- **Input rows**:
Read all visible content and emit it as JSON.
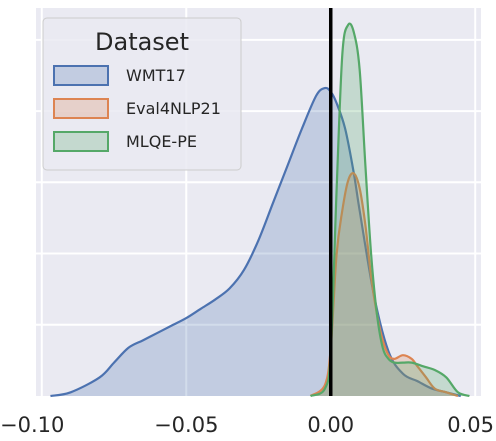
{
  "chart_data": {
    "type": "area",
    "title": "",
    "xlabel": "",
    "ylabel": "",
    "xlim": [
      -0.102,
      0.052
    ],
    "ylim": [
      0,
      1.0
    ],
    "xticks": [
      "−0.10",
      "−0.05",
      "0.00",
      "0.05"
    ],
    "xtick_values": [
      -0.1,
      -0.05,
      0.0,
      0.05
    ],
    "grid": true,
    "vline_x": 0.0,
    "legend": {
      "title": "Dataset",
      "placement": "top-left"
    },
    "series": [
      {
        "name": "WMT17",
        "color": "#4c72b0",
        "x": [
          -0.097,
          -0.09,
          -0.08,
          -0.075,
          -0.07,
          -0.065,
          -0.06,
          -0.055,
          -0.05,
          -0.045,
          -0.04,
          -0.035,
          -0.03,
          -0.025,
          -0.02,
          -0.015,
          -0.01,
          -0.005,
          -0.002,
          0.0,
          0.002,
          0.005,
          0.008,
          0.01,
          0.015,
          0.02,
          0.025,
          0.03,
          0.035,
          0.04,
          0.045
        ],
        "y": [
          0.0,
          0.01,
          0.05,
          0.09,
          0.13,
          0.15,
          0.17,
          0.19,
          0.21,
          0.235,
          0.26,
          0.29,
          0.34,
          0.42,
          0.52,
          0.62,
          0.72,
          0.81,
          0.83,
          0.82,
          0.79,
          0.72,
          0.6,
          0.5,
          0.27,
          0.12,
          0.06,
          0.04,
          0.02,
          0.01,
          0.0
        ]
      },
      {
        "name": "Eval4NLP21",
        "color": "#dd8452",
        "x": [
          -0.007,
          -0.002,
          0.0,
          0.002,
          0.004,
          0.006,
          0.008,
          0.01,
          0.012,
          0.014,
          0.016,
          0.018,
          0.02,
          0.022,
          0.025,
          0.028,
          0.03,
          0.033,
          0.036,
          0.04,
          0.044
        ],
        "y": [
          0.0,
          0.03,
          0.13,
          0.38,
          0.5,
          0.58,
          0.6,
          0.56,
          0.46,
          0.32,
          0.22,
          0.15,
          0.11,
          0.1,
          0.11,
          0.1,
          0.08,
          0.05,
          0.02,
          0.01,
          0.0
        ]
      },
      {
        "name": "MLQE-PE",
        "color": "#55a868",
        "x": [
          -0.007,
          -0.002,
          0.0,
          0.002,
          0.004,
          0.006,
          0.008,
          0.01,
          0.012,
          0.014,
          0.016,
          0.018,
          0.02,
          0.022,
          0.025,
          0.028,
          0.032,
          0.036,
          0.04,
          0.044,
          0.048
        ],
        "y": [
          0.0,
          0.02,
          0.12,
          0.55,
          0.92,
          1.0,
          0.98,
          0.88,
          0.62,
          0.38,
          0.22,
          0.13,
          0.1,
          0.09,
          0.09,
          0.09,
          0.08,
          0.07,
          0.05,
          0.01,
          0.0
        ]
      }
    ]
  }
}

- **Objective**: Out of the material above, gather each line where "name" appears.

- **Response for this exercise**:
        "name": "WMT17",
        "name": "Eval4NLP21",
        "name": "MLQE-PE",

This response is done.